▶ [REQUIREMENTS] Go through the listing and copy every line word for word.

• • • •

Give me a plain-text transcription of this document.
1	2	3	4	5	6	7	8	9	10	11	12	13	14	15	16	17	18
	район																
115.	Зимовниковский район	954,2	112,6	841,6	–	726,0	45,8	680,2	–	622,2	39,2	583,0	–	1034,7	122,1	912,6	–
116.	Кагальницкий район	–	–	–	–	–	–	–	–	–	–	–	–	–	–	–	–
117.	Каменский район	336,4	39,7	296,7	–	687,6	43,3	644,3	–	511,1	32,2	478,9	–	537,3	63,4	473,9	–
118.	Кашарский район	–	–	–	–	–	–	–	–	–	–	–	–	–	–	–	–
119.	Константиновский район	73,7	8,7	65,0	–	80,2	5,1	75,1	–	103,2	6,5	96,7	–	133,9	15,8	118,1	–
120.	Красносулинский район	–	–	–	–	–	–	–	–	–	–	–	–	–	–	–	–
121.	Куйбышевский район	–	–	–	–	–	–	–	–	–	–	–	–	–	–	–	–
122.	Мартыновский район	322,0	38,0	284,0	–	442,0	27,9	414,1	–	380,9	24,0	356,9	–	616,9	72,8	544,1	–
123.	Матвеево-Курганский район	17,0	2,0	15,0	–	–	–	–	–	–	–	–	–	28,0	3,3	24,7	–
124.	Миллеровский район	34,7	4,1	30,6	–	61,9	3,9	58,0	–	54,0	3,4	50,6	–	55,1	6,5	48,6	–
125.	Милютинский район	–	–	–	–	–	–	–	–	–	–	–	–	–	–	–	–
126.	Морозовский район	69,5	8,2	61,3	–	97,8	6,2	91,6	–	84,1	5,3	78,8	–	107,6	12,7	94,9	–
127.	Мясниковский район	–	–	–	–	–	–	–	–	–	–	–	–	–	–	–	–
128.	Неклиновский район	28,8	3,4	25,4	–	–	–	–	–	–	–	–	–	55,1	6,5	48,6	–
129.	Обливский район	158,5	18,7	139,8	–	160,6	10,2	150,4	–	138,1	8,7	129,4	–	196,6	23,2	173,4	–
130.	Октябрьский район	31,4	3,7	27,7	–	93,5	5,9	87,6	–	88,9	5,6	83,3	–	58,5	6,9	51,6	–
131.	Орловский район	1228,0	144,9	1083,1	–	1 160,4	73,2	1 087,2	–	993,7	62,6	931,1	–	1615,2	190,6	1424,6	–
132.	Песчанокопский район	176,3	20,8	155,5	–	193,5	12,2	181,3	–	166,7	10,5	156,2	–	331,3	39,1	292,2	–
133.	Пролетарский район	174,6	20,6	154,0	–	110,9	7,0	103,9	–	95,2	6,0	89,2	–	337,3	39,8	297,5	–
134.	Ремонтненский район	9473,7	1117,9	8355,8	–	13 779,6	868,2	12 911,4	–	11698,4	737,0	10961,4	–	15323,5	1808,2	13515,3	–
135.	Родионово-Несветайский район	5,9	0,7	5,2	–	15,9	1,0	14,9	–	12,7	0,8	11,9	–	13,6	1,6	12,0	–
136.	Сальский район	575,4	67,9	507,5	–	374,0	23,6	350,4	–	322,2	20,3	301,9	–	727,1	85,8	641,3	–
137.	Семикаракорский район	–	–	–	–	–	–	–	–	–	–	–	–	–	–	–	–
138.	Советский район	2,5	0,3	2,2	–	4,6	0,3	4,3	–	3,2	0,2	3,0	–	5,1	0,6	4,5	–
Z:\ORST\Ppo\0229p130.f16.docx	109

• • • •

▶ [RESULT OF THE TASK]
Give me a plain-text transcription of this document.
1	2	3	4	5	6	7	8	9	10	11	12	13	14	15	16	17	18
	район																
115.	Зимовниковский район	954,2	112,6	841,6	–	726,0	45,8	680,2	–	622,2	39,2	583,0	–	1034,7	122,1	912,6	–
116.	Кагальницкий район	–	–	–	–	–	–	–	–	–	–	–	–	–	–	–	–
117.	Каменский район	336,4	39,7	296,7	–	687,6	43,3	644,3	–	511,1	32,2	478,9	–	537,3	63,4	473,9	–
118.	Кашарский район	–	–	–	–	–	–	–	–	–	–	–	–	–	–	–	–
119.	Константиновский район	73,7	8,7	65,0	–	80,2	5,1	75,1	–	103,2	6,5	96,7	–	133,9	15,8	118,1	–
120.	Красносулинский район	–	–	–	–	–	–	–	–	–	–	–	–	–	–	–	–
121.	Куйбышевский район	–	–	–	–	–	–	–	–	–	–	–	–	–	–	–	–
122.	Мартыновский район	322,0	38,0	284,0	–	442,0	27,9	414,1	–	380,9	24,0	356,9	–	616,9	72,8	544,1	–
123.	Матвеево-Курганский район	17,0	2,0	15,0	–	–	–	–	–	–	–	–	–	28,0	3,3	24,7	–
124.	Миллеровский район	34,7	4,1	30,6	–	61,9	3,9	58,0	–	54,0	3,4	50,6	–	55,1	6,5	48,6	–
125.	Милютинский район	–	–	–	–	–	–	–	–	–	–	–	–	–	–	–	–
126.	Морозовский район	69,5	8,2	61,3	–	97,8	6,2	91,6	–	84,1	5,3	78,8	–	107,6	12,7	94,9	–
127.	Мясниковский район	–	–	–	–	–	–	–	–	–	–	–	–	–	–	–	–
128.	Неклиновский район	28,8	3,4	25,4	–	–	–	–	–	–	–	–	–	55,1	6,5	48,6	–
129.	Обливский район	158,5	18,7	139,8	–	160,6	10,2	150,4	–	138,1	8,7	129,4	–	196,6	23,2	173,4	–
130.	Октябрьский район	31,4	3,7	27,7	–	93,5	5,9	87,6	–	88,9	5,6	83,3	–	58,5	6,9	51,6	–
131.	Орловский район	1228,0	144,9	1083,1	–	1 160,4	73,2	1 087,2	–	993,7	62,6	931,1	–	1615,2	190,6	1424,6	–
132.	Песчанокопский район	176,3	20,8	155,5	–	193,5	12,2	181,3	–	166,7	10,5	156,2	–	331,3	39,1	292,2	–
133.	Пролетарский район	174,6	20,6	154,0	–	110,9	7,0	103,9	–	95,2	6,0	89,2	–	337,3	39,8	297,5	–
134.	Ремонтненский район	9473,7	1117,9	8355,8	–	13 779,6	868,2	12 911,4	–	11698,4	737,0	10961,4	–	15323,5	1808,2	13515,3	–
135.	Родионово-Несветайский район	5,9	0,7	5,2	–	15,9	1,0	14,9	–	12,7	0,8	11,9	–	13,6	1,6	12,0	–
136.	Сальский район	575,4	67,9	507,5	–	374,0	23,6	350,4	–	322,2	20,3	301,9	–	727,1	85,8	641,3	–
137.	Семикаракорский район	–	–	–	–	–	–	–	–	–	–	–	–	–	–	–	–
138.	Советский район	2,5	0,3	2,2	–	4,6	0,3	4,3	–	3,2	0,2	3,0	–	5,1	0,6	4,5	–
Z:\ORST\Ppo\0229p130.f16.docx	109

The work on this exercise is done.